• [Material to process]:
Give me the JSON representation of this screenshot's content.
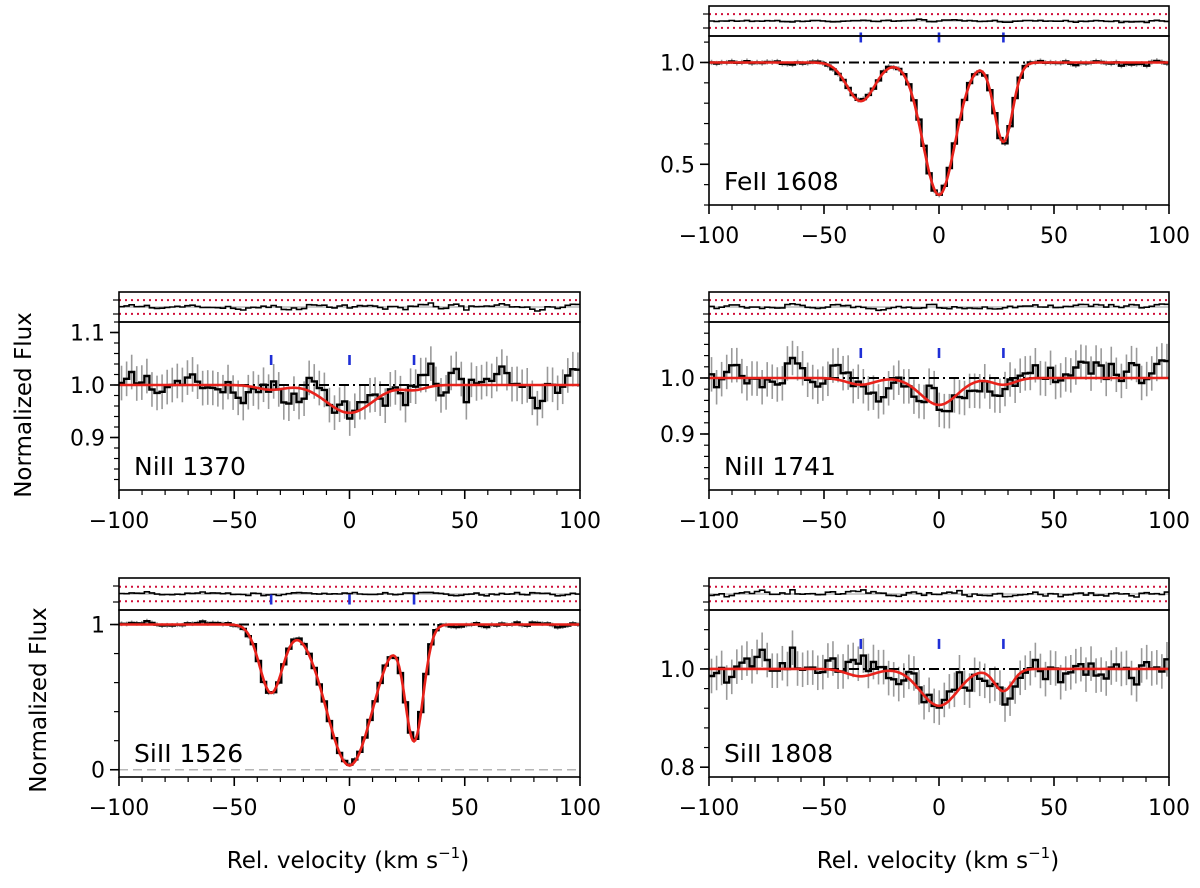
{
  "figure": {
    "ylabel": "Normalized Flux",
    "xlabel_main": "Rel. velocity  (km s",
    "xlabel_sup": "−1",
    "xlabel_close": ")"
  },
  "colors": {
    "data": "#000000",
    "error_bars": "#9a9a9a",
    "model": "#e8221b",
    "continuum": "#000000",
    "component_ticks": "#1f2fd6",
    "residual_band": "#d0103a",
    "zero_level": "#b5b5b5"
  },
  "chart_data": [
    {
      "type": "line",
      "ion": "FeII 1608",
      "label": "FeII 1608",
      "xlim": [
        -100,
        100
      ],
      "ylim": [
        0.3,
        1.13
      ],
      "xticks": [
        -100,
        -50,
        0,
        50,
        100
      ],
      "xtick_labels": [
        "−100",
        "−50",
        "0",
        "50",
        "100"
      ],
      "yticks": [
        0.5,
        1.0
      ],
      "ytick_labels": [
        "0.5",
        "1.0"
      ],
      "components_kms": [
        -34,
        0,
        28
      ],
      "model": [
        {
          "depth": 0.19,
          "center": -34,
          "width": 6
        },
        {
          "depth": 0.65,
          "center": 0,
          "width": 7
        },
        {
          "depth": 0.39,
          "center": 28,
          "width": 4
        }
      ],
      "noise": 0.012,
      "residual_band": 0.06
    },
    {
      "type": "line",
      "ion": "NiII 1370",
      "label": "NiII 1370",
      "xlim": [
        -100,
        100
      ],
      "ylim": [
        0.8,
        1.12
      ],
      "xticks": [
        -100,
        -50,
        0,
        50,
        100
      ],
      "xtick_labels": [
        "−100",
        "−50",
        "0",
        "50",
        "100"
      ],
      "yticks": [
        0.9,
        1.0,
        1.1
      ],
      "ytick_labels": [
        "0.9",
        "1.0",
        "1.1"
      ],
      "components_kms": [
        -34,
        0,
        28
      ],
      "model": [
        {
          "depth": 0.009,
          "center": -34,
          "width": 6
        },
        {
          "depth": 0.053,
          "center": 0,
          "width": 10
        },
        {
          "depth": 0.009,
          "center": 28,
          "width": 5
        }
      ],
      "noise": 0.03,
      "residual_band": 0.06
    },
    {
      "type": "line",
      "ion": "NiII 1741",
      "label": "NiII 1741",
      "xlim": [
        -100,
        100
      ],
      "ylim": [
        0.8,
        1.1
      ],
      "xticks": [
        -100,
        -50,
        0,
        50,
        100
      ],
      "xtick_labels": [
        "−100",
        "−50",
        "0",
        "50",
        "100"
      ],
      "yticks": [
        0.9,
        1.0
      ],
      "ytick_labels": [
        "0.9",
        "1.0"
      ],
      "components_kms": [
        -34,
        0,
        28
      ],
      "model": [
        {
          "depth": 0.012,
          "center": -34,
          "width": 6
        },
        {
          "depth": 0.048,
          "center": 0,
          "width": 8
        },
        {
          "depth": 0.012,
          "center": 28,
          "width": 5
        }
      ],
      "noise": 0.028,
      "residual_band": 0.06
    },
    {
      "type": "line",
      "ion": "SiII 1526",
      "label": "SiII 1526",
      "xlim": [
        -100,
        100
      ],
      "ylim": [
        -0.05,
        1.1
      ],
      "xticks": [
        -100,
        -50,
        0,
        50,
        100
      ],
      "xtick_labels": [
        "−100",
        "−50",
        "0",
        "50",
        "100"
      ],
      "yticks": [
        0,
        1
      ],
      "ytick_labels": [
        "0",
        "1"
      ],
      "components_kms": [
        -34,
        0,
        28
      ],
      "model": [
        {
          "depth": 0.47,
          "center": -34,
          "width": 5
        },
        {
          "depth": 0.97,
          "center": 0,
          "width": 10
        },
        {
          "depth": 0.8,
          "center": 28,
          "width": 4
        }
      ],
      "noise": 0.015,
      "residual_band": 0.06
    },
    {
      "type": "line",
      "ion": "SiII 1808",
      "label": "SiII 1808",
      "xlim": [
        -100,
        100
      ],
      "ylim": [
        0.78,
        1.12
      ],
      "xticks": [
        -100,
        -50,
        0,
        50,
        100
      ],
      "xtick_labels": [
        "−100",
        "−50",
        "0",
        "50",
        "100"
      ],
      "yticks": [
        0.8,
        1.0
      ],
      "ytick_labels": [
        "0.8",
        "1.0"
      ],
      "components_kms": [
        -34,
        0,
        28
      ],
      "model": [
        {
          "depth": 0.015,
          "center": -34,
          "width": 6
        },
        {
          "depth": 0.075,
          "center": 0,
          "width": 8
        },
        {
          "depth": 0.045,
          "center": 28,
          "width": 4
        }
      ],
      "noise": 0.032,
      "residual_band": 0.06
    }
  ]
}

• [What to work on]: Give the entries again without a single change, but with no pictures.

• [Worked answer]:
Give me the JSON representation of this screenshot's content.
{
  "figure": {
    "ylabel": "Normalized Flux",
    "xlabel_main": "Rel. velocity  (km s",
    "xlabel_sup": "−1",
    "xlabel_close": ")"
  },
  "colors": {
    "data": "#000000",
    "error_bars": "#9a9a9a",
    "model": "#e8221b",
    "continuum": "#000000",
    "component_ticks": "#1f2fd6",
    "residual_band": "#d0103a",
    "zero_level": "#b5b5b5"
  },
  "chart_data": [
    {
      "type": "line",
      "ion": "FeII 1608",
      "label": "FeII 1608",
      "xlim": [
        -100,
        100
      ],
      "ylim": [
        0.3,
        1.13
      ],
      "xticks": [
        -100,
        -50,
        0,
        50,
        100
      ],
      "xtick_labels": [
        "−100",
        "−50",
        "0",
        "50",
        "100"
      ],
      "yticks": [
        0.5,
        1.0
      ],
      "ytick_labels": [
        "0.5",
        "1.0"
      ],
      "components_kms": [
        -34,
        0,
        28
      ],
      "model": [
        {
          "depth": 0.19,
          "center": -34,
          "width": 6
        },
        {
          "depth": 0.65,
          "center": 0,
          "width": 7
        },
        {
          "depth": 0.39,
          "center": 28,
          "width": 4
        }
      ],
      "noise": 0.012,
      "residual_band": 0.06
    },
    {
      "type": "line",
      "ion": "NiII 1370",
      "label": "NiII 1370",
      "xlim": [
        -100,
        100
      ],
      "ylim": [
        0.8,
        1.12
      ],
      "xticks": [
        -100,
        -50,
        0,
        50,
        100
      ],
      "xtick_labels": [
        "−100",
        "−50",
        "0",
        "50",
        "100"
      ],
      "yticks": [
        0.9,
        1.0,
        1.1
      ],
      "ytick_labels": [
        "0.9",
        "1.0",
        "1.1"
      ],
      "components_kms": [
        -34,
        0,
        28
      ],
      "model": [
        {
          "depth": 0.009,
          "center": -34,
          "width": 6
        },
        {
          "depth": 0.053,
          "center": 0,
          "width": 10
        },
        {
          "depth": 0.009,
          "center": 28,
          "width": 5
        }
      ],
      "noise": 0.03,
      "residual_band": 0.06
    },
    {
      "type": "line",
      "ion": "NiII 1741",
      "label": "NiII 1741",
      "xlim": [
        -100,
        100
      ],
      "ylim": [
        0.8,
        1.1
      ],
      "xticks": [
        -100,
        -50,
        0,
        50,
        100
      ],
      "xtick_labels": [
        "−100",
        "−50",
        "0",
        "50",
        "100"
      ],
      "yticks": [
        0.9,
        1.0
      ],
      "ytick_labels": [
        "0.9",
        "1.0"
      ],
      "components_kms": [
        -34,
        0,
        28
      ],
      "model": [
        {
          "depth": 0.012,
          "center": -34,
          "width": 6
        },
        {
          "depth": 0.048,
          "center": 0,
          "width": 8
        },
        {
          "depth": 0.012,
          "center": 28,
          "width": 5
        }
      ],
      "noise": 0.028,
      "residual_band": 0.06
    },
    {
      "type": "line",
      "ion": "SiII 1526",
      "label": "SiII 1526",
      "xlim": [
        -100,
        100
      ],
      "ylim": [
        -0.05,
        1.1
      ],
      "xticks": [
        -100,
        -50,
        0,
        50,
        100
      ],
      "xtick_labels": [
        "−100",
        "−50",
        "0",
        "50",
        "100"
      ],
      "yticks": [
        0,
        1
      ],
      "ytick_labels": [
        "0",
        "1"
      ],
      "components_kms": [
        -34,
        0,
        28
      ],
      "model": [
        {
          "depth": 0.47,
          "center": -34,
          "width": 5
        },
        {
          "depth": 0.97,
          "center": 0,
          "width": 10
        },
        {
          "depth": 0.8,
          "center": 28,
          "width": 4
        }
      ],
      "noise": 0.015,
      "residual_band": 0.06
    },
    {
      "type": "line",
      "ion": "SiII 1808",
      "label": "SiII 1808",
      "xlim": [
        -100,
        100
      ],
      "ylim": [
        0.78,
        1.12
      ],
      "xticks": [
        -100,
        -50,
        0,
        50,
        100
      ],
      "xtick_labels": [
        "−100",
        "−50",
        "0",
        "50",
        "100"
      ],
      "yticks": [
        0.8,
        1.0
      ],
      "ytick_labels": [
        "0.8",
        "1.0"
      ],
      "components_kms": [
        -34,
        0,
        28
      ],
      "model": [
        {
          "depth": 0.015,
          "center": -34,
          "width": 6
        },
        {
          "depth": 0.075,
          "center": 0,
          "width": 8
        },
        {
          "depth": 0.045,
          "center": 28,
          "width": 4
        }
      ],
      "noise": 0.032,
      "residual_band": 0.06
    }
  ]
}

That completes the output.